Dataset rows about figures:

Begin

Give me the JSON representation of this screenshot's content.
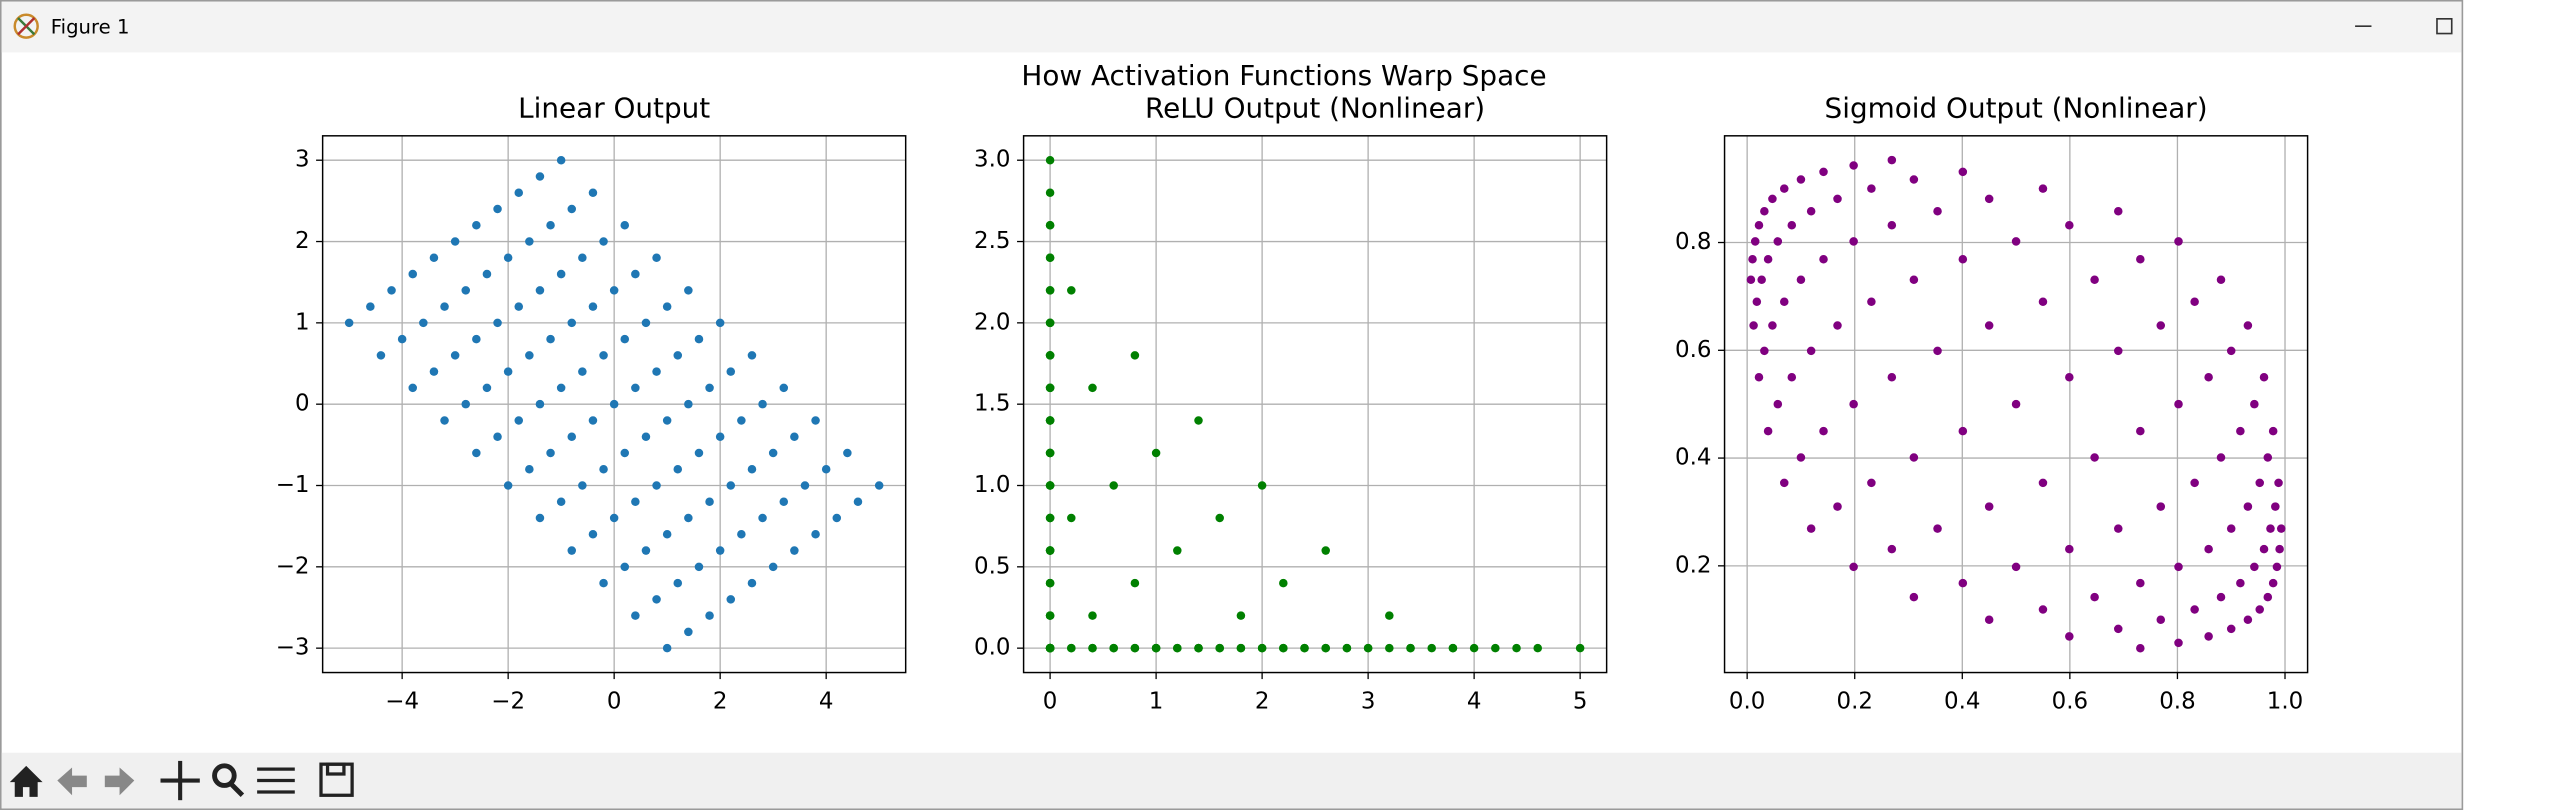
{
  "window": {
    "title": "Figure 1"
  },
  "figure_title": "How Activation Functions Warp Space",
  "chart_data": [
    {
      "type": "scatter",
      "title": "Linear Output",
      "color": "#1f77b4",
      "grid": true,
      "xlim": [
        -5.5,
        5.5
      ],
      "ylim": [
        -3.3,
        3.3
      ],
      "xticks": [
        {
          "value": -4,
          "label": "−4"
        },
        {
          "value": -2,
          "label": "−2"
        },
        0,
        2,
        4
      ],
      "yticks": [
        {
          "value": -3,
          "label": "−3"
        },
        {
          "value": -2,
          "label": "−2"
        },
        {
          "value": -1,
          "label": "−1"
        },
        0,
        1,
        2,
        3
      ],
      "x": [
        1,
        0.4,
        -0.2,
        -0.8,
        -1.4,
        -2,
        -2.6,
        -3.2,
        -3.8,
        -4.4,
        -5,
        1.4,
        0.8,
        0.2,
        -0.4,
        -1,
        -1.6,
        -2.2,
        -2.8,
        -3.4,
        -4,
        -4.6,
        1.8,
        1.2,
        0.6,
        0,
        -0.6,
        -1.2,
        -1.8,
        -2.4,
        -3,
        -3.6,
        -4.2,
        2.2,
        1.6,
        1,
        0.4,
        -0.2,
        -0.8,
        -1.4,
        -2,
        -2.6,
        -3.2,
        -3.8,
        2.6,
        2,
        1.4,
        0.8,
        0.2,
        -0.4,
        -1,
        -1.6,
        -2.2,
        -2.8,
        -3.4,
        3,
        2.4,
        1.8,
        1.2,
        0.6,
        0,
        -0.6,
        -1.2,
        -1.8,
        -2.4,
        -3,
        3.4,
        2.8,
        2.2,
        1.6,
        1,
        0.4,
        -0.2,
        -0.8,
        -1.4,
        -2,
        -2.6,
        3.8,
        3.2,
        2.6,
        2,
        1.4,
        0.8,
        0.2,
        -0.4,
        -1,
        -1.6,
        -2.2,
        4.2,
        3.6,
        3,
        2.4,
        1.8,
        1.2,
        0.6,
        0,
        -0.6,
        -1.2,
        -1.8,
        4.6,
        4,
        3.4,
        2.8,
        2.2,
        1.6,
        1,
        0.4,
        -0.2,
        -0.8,
        -1.4,
        5,
        4.4,
        3.8,
        3.2,
        2.6,
        2,
        1.4,
        0.8,
        0.2,
        -0.4,
        -1
      ],
      "values": [
        -3,
        -2.6,
        -2.2,
        -1.8,
        -1.4,
        -1,
        -0.6,
        -0.2,
        0.2,
        0.6,
        1,
        -2.8,
        -2.4,
        -2,
        -1.6,
        -1.2,
        -0.8,
        -0.4,
        0,
        0.4,
        0.8,
        1.2,
        -2.6,
        -2.2,
        -1.8,
        -1.4,
        -1,
        -0.6,
        -0.2,
        0.2,
        0.6,
        1,
        1.4,
        -2.4,
        -2,
        -1.6,
        -1.2,
        -0.8,
        -0.4,
        0,
        0.4,
        0.8,
        1.2,
        1.6,
        -2.2,
        -1.8,
        -1.4,
        -1,
        -0.6,
        -0.2,
        0.2,
        0.6,
        1,
        1.4,
        1.8,
        -2,
        -1.6,
        -1.2,
        -0.8,
        -0.4,
        0,
        0.4,
        0.8,
        1.2,
        1.6,
        2,
        -1.8,
        -1.4,
        -1,
        -0.6,
        -0.2,
        0.2,
        0.6,
        1,
        1.4,
        1.8,
        2.2,
        -1.6,
        -1.2,
        -0.8,
        -0.4,
        0,
        0.4,
        0.8,
        1.2,
        1.6,
        2,
        2.4,
        -1.4,
        -1,
        -0.6,
        -0.2,
        0.2,
        0.6,
        1,
        1.4,
        1.8,
        2.2,
        2.6,
        -1.2,
        -0.8,
        -0.4,
        0,
        0.4,
        0.8,
        1.2,
        1.6,
        2,
        2.4,
        2.8,
        -1,
        -0.6,
        -0.2,
        0.2,
        0.6,
        1,
        1.4,
        1.8,
        2.2,
        2.6,
        3
      ]
    },
    {
      "type": "scatter",
      "title": "ReLU Output (Nonlinear)",
      "color": "green",
      "grid": true,
      "xlim": [
        -0.25,
        5.25
      ],
      "ylim": [
        -0.15,
        3.15
      ],
      "xticks": [
        0,
        1,
        2,
        3,
        4,
        5
      ],
      "yticks": [
        {
          "value": 0,
          "label": "0.0"
        },
        0.5,
        {
          "value": 1,
          "label": "1.0"
        },
        1.5,
        {
          "value": 2,
          "label": "2.0"
        },
        2.5,
        {
          "value": 3,
          "label": "3.0"
        }
      ],
      "x": [
        1,
        0.4,
        0,
        0,
        0,
        0,
        0,
        0,
        0,
        0,
        0,
        1.4,
        0.8,
        0.2,
        0,
        0,
        0,
        0,
        0,
        0,
        0,
        0,
        1.8,
        1.2,
        0.6,
        0,
        0,
        0,
        0,
        0,
        0,
        0,
        0,
        2.2,
        1.6,
        1,
        0.4,
        0,
        0,
        0,
        0,
        0,
        0,
        0,
        2.6,
        2,
        1.4,
        0.8,
        0.2,
        0,
        0,
        0,
        0,
        0,
        0,
        3,
        2.4,
        1.8,
        1.2,
        0.6,
        0,
        0,
        0,
        0,
        0,
        0,
        3.4,
        2.8,
        2.2,
        1.6,
        1,
        0.4,
        0,
        0,
        0,
        0,
        0,
        3.8,
        3.2,
        2.6,
        2,
        1.4,
        0.8,
        0.2,
        0,
        0,
        0,
        0,
        4.2,
        3.6,
        3,
        2.4,
        1.8,
        1.2,
        0.6,
        0,
        0,
        0,
        0,
        4.6,
        4,
        3.4,
        2.8,
        2.2,
        1.6,
        1,
        0.4,
        0,
        0,
        0,
        5,
        4.4,
        3.8,
        3.2,
        2.6,
        2,
        1.4,
        0.8,
        0.2,
        0,
        0
      ],
      "values": [
        0,
        0,
        0,
        0,
        0,
        0,
        0,
        0,
        0.2,
        0.6,
        1,
        0,
        0,
        0,
        0,
        0,
        0,
        0,
        0,
        0.4,
        0.8,
        1.2,
        0,
        0,
        0,
        0,
        0,
        0,
        0,
        0.2,
        0.6,
        1,
        1.4,
        0,
        0,
        0,
        0,
        0,
        0,
        0,
        0.4,
        0.8,
        1.2,
        1.6,
        0,
        0,
        0,
        0,
        0,
        0,
        0.2,
        0.6,
        1,
        1.4,
        1.8,
        0,
        0,
        0,
        0,
        0,
        0,
        0.4,
        0.8,
        1.2,
        1.6,
        2,
        0,
        0,
        0,
        0,
        0,
        0.2,
        0.6,
        1,
        1.4,
        1.8,
        2.2,
        0,
        0,
        0,
        0,
        0,
        0.4,
        0.8,
        1.2,
        1.6,
        2,
        2.4,
        0,
        0,
        0,
        0,
        0.2,
        0.6,
        1,
        1.4,
        1.8,
        2.2,
        2.6,
        0,
        0,
        0,
        0,
        0.4,
        0.8,
        1.2,
        1.6,
        2,
        2.4,
        2.8,
        0,
        0,
        0,
        0.2,
        0.6,
        1,
        1.4,
        1.8,
        2.2,
        2.6,
        3
      ]
    },
    {
      "type": "scatter",
      "title": "Sigmoid Output (Nonlinear)",
      "color": "purple",
      "grid": true,
      "xlim": [
        -0.042,
        1.042
      ],
      "ylim": [
        0.002,
        0.998
      ],
      "xticks": [
        {
          "value": 0,
          "label": "0.0"
        },
        0.2,
        0.4,
        0.6,
        0.8,
        {
          "value": 1,
          "label": "1.0"
        }
      ],
      "yticks": [
        0.2,
        0.4,
        0.6,
        0.8
      ],
      "x": [
        0.731,
        0.599,
        0.45,
        0.31,
        0.198,
        0.119,
        0.069,
        0.039,
        0.022,
        0.012,
        0.007,
        0.802,
        0.69,
        0.55,
        0.401,
        0.269,
        0.168,
        0.1,
        0.057,
        0.032,
        0.018,
        0.01,
        0.858,
        0.769,
        0.646,
        0.5,
        0.354,
        0.231,
        0.142,
        0.083,
        0.047,
        0.027,
        0.015,
        0.9,
        0.832,
        0.731,
        0.599,
        0.45,
        0.31,
        0.198,
        0.119,
        0.069,
        0.039,
        0.022,
        0.931,
        0.881,
        0.802,
        0.69,
        0.55,
        0.401,
        0.269,
        0.168,
        0.1,
        0.057,
        0.032,
        0.953,
        0.917,
        0.858,
        0.769,
        0.646,
        0.5,
        0.354,
        0.231,
        0.142,
        0.083,
        0.047,
        0.968,
        0.943,
        0.9,
        0.832,
        0.731,
        0.599,
        0.45,
        0.31,
        0.198,
        0.119,
        0.069,
        0.978,
        0.961,
        0.931,
        0.881,
        0.802,
        0.69,
        0.55,
        0.401,
        0.269,
        0.168,
        0.1,
        0.985,
        0.973,
        0.953,
        0.917,
        0.858,
        0.769,
        0.646,
        0.5,
        0.354,
        0.231,
        0.142,
        0.99,
        0.982,
        0.968,
        0.943,
        0.9,
        0.832,
        0.731,
        0.599,
        0.45,
        0.31,
        0.198,
        0.993,
        0.988,
        0.978,
        0.961,
        0.931,
        0.881,
        0.802,
        0.69,
        0.55,
        0.401,
        0.269
      ],
      "values": [
        0.047,
        0.069,
        0.1,
        0.142,
        0.198,
        0.269,
        0.354,
        0.45,
        0.55,
        0.646,
        0.731,
        0.057,
        0.083,
        0.119,
        0.168,
        0.231,
        0.31,
        0.401,
        0.5,
        0.599,
        0.69,
        0.769,
        0.069,
        0.1,
        0.142,
        0.198,
        0.269,
        0.354,
        0.45,
        0.55,
        0.646,
        0.731,
        0.802,
        0.083,
        0.119,
        0.168,
        0.231,
        0.31,
        0.401,
        0.5,
        0.599,
        0.69,
        0.769,
        0.832,
        0.1,
        0.142,
        0.198,
        0.269,
        0.354,
        0.45,
        0.55,
        0.646,
        0.731,
        0.802,
        0.858,
        0.119,
        0.168,
        0.231,
        0.31,
        0.401,
        0.5,
        0.599,
        0.69,
        0.769,
        0.832,
        0.881,
        0.142,
        0.198,
        0.269,
        0.354,
        0.45,
        0.55,
        0.646,
        0.731,
        0.802,
        0.858,
        0.9,
        0.168,
        0.231,
        0.31,
        0.401,
        0.5,
        0.599,
        0.69,
        0.769,
        0.832,
        0.881,
        0.917,
        0.198,
        0.269,
        0.354,
        0.45,
        0.55,
        0.646,
        0.731,
        0.802,
        0.858,
        0.9,
        0.931,
        0.231,
        0.31,
        0.401,
        0.5,
        0.599,
        0.69,
        0.769,
        0.832,
        0.881,
        0.917,
        0.943,
        0.269,
        0.354,
        0.45,
        0.55,
        0.646,
        0.731,
        0.802,
        0.858,
        0.9,
        0.931,
        0.953
      ]
    }
  ]
}
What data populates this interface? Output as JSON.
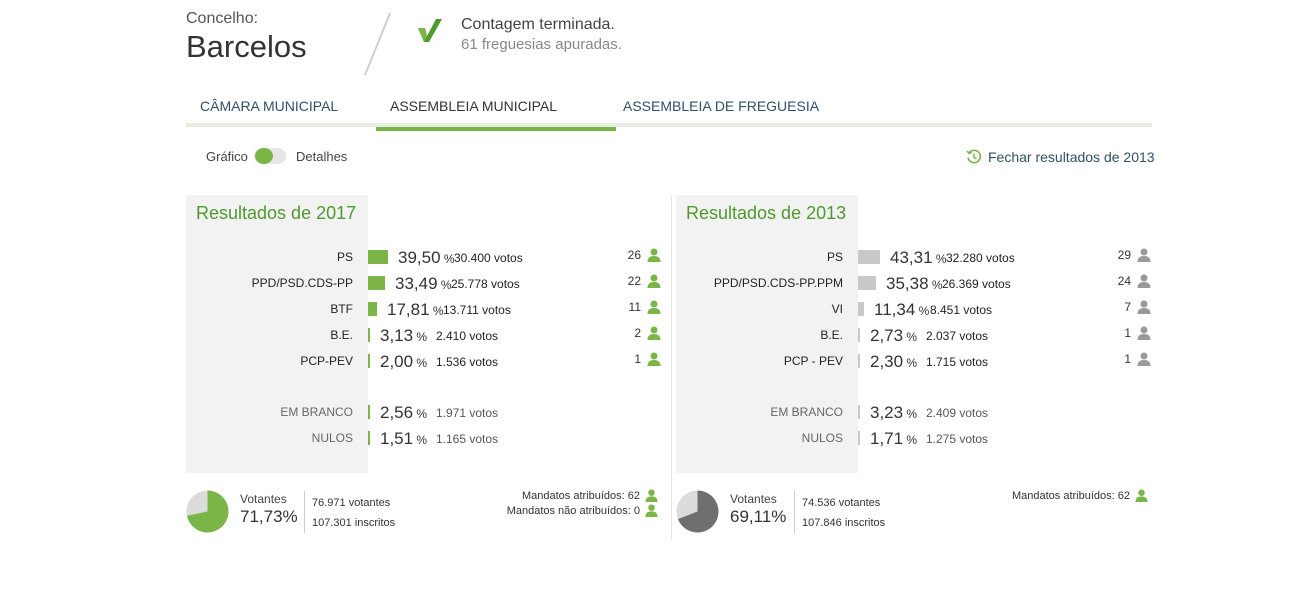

End

Stated problem
Using the listing above, pull out all lines that hold the word "JSON".

Complete response
Give me the JSON representation of this screenshot's content.
What data populates this interface? Output as JSON.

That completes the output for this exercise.